--- TASK DETAILS ---
Copy every line of the data in which the word "this" occurs.

Saved entries
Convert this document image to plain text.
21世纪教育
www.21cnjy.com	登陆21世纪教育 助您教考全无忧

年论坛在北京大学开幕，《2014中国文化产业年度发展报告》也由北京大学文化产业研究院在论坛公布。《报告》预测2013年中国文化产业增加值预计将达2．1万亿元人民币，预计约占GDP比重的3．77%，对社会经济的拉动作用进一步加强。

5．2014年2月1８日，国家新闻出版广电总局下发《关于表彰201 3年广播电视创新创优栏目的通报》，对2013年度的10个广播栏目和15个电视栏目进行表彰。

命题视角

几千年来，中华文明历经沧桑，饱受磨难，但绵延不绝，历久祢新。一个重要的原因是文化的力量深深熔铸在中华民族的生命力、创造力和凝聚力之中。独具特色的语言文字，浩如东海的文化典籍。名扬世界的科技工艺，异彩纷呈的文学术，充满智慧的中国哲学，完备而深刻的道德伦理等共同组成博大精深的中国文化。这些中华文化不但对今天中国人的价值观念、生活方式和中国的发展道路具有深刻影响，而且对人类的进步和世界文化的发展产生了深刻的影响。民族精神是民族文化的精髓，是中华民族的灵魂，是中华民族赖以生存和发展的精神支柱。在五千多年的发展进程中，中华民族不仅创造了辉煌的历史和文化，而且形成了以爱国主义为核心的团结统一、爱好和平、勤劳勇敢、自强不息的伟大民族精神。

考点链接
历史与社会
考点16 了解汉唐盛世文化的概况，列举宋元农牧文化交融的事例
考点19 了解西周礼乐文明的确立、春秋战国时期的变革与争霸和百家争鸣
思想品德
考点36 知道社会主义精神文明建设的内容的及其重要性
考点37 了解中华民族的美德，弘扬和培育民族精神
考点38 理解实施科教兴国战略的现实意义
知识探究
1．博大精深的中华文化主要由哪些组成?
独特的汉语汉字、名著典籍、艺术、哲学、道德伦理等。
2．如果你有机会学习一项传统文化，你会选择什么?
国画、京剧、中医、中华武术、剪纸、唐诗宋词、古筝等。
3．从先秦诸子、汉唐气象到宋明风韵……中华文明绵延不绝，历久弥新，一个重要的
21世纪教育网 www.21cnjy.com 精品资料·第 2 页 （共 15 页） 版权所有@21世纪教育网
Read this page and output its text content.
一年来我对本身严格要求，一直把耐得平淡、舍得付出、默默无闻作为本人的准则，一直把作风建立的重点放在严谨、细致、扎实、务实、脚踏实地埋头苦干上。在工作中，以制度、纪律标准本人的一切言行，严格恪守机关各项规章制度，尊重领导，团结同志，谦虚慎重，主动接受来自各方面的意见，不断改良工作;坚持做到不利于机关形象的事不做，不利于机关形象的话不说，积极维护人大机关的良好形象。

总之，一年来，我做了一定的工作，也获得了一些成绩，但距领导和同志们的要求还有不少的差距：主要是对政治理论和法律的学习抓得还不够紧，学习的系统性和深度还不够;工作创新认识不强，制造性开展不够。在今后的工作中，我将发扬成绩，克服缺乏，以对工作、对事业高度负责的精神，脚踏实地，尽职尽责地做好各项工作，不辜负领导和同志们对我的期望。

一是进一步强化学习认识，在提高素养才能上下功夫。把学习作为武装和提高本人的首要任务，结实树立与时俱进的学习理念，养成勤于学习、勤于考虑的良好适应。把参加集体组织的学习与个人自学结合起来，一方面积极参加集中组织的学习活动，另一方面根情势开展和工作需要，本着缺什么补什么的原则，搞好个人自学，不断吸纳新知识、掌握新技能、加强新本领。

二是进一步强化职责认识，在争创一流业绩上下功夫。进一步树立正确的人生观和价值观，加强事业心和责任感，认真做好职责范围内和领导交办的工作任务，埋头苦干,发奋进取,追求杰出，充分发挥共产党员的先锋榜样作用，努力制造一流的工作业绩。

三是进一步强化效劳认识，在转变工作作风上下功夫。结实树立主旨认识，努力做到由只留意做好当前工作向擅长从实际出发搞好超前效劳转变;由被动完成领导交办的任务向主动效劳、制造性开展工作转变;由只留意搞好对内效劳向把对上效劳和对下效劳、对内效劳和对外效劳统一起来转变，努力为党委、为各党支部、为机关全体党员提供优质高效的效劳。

--- TASK ANSWER ---
Convert this document image to plain text.
Read this page and output its text content.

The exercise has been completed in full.